(Data records)
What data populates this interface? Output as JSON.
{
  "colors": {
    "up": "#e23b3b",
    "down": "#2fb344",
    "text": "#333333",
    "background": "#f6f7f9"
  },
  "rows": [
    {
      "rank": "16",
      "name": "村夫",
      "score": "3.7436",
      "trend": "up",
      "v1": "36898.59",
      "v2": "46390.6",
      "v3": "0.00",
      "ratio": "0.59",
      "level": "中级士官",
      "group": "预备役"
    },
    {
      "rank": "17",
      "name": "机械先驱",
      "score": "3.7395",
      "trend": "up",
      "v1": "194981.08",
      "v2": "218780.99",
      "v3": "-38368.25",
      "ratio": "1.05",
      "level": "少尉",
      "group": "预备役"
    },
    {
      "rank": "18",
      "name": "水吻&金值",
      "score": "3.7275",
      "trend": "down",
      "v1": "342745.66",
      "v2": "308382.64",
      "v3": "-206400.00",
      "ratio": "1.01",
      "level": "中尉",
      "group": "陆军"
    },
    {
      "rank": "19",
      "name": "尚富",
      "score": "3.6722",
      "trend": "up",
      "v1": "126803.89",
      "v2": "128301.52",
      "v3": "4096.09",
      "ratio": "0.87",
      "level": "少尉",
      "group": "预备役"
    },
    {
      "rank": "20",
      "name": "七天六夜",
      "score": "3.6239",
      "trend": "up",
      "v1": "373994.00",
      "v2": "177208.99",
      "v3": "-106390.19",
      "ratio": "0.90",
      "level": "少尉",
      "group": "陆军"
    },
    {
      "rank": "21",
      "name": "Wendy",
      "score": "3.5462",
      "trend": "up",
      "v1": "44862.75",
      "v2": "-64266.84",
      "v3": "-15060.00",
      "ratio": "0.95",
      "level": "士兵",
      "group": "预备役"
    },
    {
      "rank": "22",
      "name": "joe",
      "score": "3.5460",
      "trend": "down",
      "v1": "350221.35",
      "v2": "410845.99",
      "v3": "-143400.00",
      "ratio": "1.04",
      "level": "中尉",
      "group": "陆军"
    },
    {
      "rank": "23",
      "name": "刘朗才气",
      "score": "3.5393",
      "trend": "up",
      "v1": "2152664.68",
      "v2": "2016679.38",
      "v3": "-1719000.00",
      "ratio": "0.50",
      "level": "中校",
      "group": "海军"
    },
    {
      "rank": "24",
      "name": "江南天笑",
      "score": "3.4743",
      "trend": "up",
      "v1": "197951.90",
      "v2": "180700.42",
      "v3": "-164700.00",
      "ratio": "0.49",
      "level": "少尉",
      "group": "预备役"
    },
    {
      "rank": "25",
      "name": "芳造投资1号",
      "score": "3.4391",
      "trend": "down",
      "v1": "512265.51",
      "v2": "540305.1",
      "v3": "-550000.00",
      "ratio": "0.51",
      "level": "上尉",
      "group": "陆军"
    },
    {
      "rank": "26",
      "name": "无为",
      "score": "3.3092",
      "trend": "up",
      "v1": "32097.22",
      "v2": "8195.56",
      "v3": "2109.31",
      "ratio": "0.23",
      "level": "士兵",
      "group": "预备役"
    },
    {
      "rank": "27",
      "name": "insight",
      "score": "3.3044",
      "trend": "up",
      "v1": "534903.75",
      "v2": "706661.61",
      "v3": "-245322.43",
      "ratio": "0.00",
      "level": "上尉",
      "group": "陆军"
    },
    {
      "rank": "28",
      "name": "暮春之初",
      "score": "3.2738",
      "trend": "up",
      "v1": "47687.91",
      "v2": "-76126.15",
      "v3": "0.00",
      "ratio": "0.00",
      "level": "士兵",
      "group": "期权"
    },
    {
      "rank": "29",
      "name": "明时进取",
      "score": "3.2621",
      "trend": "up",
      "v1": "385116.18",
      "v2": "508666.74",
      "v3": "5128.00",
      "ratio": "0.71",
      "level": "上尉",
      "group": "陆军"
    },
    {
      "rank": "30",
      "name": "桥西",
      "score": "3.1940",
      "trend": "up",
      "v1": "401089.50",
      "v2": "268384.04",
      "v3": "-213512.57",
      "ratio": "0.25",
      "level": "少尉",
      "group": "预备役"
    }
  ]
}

• SET TASK: From the listing above, reproduce all the lines exactly.

• ANSWER TO THE PROBLEM:
What data populates this interface? Output as JSON.
{
  "colors": {
    "up": "#e23b3b",
    "down": "#2fb344",
    "text": "#333333",
    "background": "#f6f7f9"
  },
  "rows": [
    {
      "rank": "16",
      "name": "村夫",
      "score": "3.7436",
      "trend": "up",
      "v1": "36898.59",
      "v2": "46390.6",
      "v3": "0.00",
      "ratio": "0.59",
      "level": "中级士官",
      "group": "预备役"
    },
    {
      "rank": "17",
      "name": "机械先驱",
      "score": "3.7395",
      "trend": "up",
      "v1": "194981.08",
      "v2": "218780.99",
      "v3": "-38368.25",
      "ratio": "1.05",
      "level": "少尉",
      "group": "预备役"
    },
    {
      "rank": "18",
      "name": "水吻&金值",
      "score": "3.7275",
      "trend": "down",
      "v1": "342745.66",
      "v2": "308382.64",
      "v3": "-206400.00",
      "ratio": "1.01",
      "level": "中尉",
      "group": "陆军"
    },
    {
      "rank": "19",
      "name": "尚富",
      "score": "3.6722",
      "trend": "up",
      "v1": "126803.89",
      "v2": "128301.52",
      "v3": "4096.09",
      "ratio": "0.87",
      "level": "少尉",
      "group": "预备役"
    },
    {
      "rank": "20",
      "name": "七天六夜",
      "score": "3.6239",
      "trend": "up",
      "v1": "373994.00",
      "v2": "177208.99",
      "v3": "-106390.19",
      "ratio": "0.90",
      "level": "少尉",
      "group": "陆军"
    },
    {
      "rank": "21",
      "name": "Wendy",
      "score": "3.5462",
      "trend": "up",
      "v1": "44862.75",
      "v2": "-64266.84",
      "v3": "-15060.00",
      "ratio": "0.95",
      "level": "士兵",
      "group": "预备役"
    },
    {
      "rank": "22",
      "name": "joe",
      "score": "3.5460",
      "trend": "down",
      "v1": "350221.35",
      "v2": "410845.99",
      "v3": "-143400.00",
      "ratio": "1.04",
      "level": "中尉",
      "group": "陆军"
    },
    {
      "rank": "23",
      "name": "刘朗才气",
      "score": "3.5393",
      "trend": "up",
      "v1": "2152664.68",
      "v2": "2016679.38",
      "v3": "-1719000.00",
      "ratio": "0.50",
      "level": "中校",
      "group": "海军"
    },
    {
      "rank": "24",
      "name": "江南天笑",
      "score": "3.4743",
      "trend": "up",
      "v1": "197951.90",
      "v2": "180700.42",
      "v3": "-164700.00",
      "ratio": "0.49",
      "level": "少尉",
      "group": "预备役"
    },
    {
      "rank": "25",
      "name": "芳造投资1号",
      "score": "3.4391",
      "trend": "down",
      "v1": "512265.51",
      "v2": "540305.1",
      "v3": "-550000.00",
      "ratio": "0.51",
      "level": "上尉",
      "group": "陆军"
    },
    {
      "rank": "26",
      "name": "无为",
      "score": "3.3092",
      "trend": "up",
      "v1": "32097.22",
      "v2": "8195.56",
      "v3": "2109.31",
      "ratio": "0.23",
      "level": "士兵",
      "group": "预备役"
    },
    {
      "rank": "27",
      "name": "insight",
      "score": "3.3044",
      "trend": "up",
      "v1": "534903.75",
      "v2": "706661.61",
      "v3": "-245322.43",
      "ratio": "0.00",
      "level": "上尉",
      "group": "陆军"
    },
    {
      "rank": "28",
      "name": "暮春之初",
      "score": "3.2738",
      "trend": "up",
      "v1": "47687.91",
      "v2": "-76126.15",
      "v3": "0.00",
      "ratio": "0.00",
      "level": "士兵",
      "group": "期权"
    },
    {
      "rank": "29",
      "name": "明时进取",
      "score": "3.2621",
      "trend": "up",
      "v1": "385116.18",
      "v2": "508666.74",
      "v3": "5128.00",
      "ratio": "0.71",
      "level": "上尉",
      "group": "陆军"
    },
    {
      "rank": "30",
      "name": "桥西",
      "score": "3.1940",
      "trend": "up",
      "v1": "401089.50",
      "v2": "268384.04",
      "v3": "-213512.57",
      "ratio": "0.25",
      "level": "少尉",
      "group": "预备役"
    }
  ]
}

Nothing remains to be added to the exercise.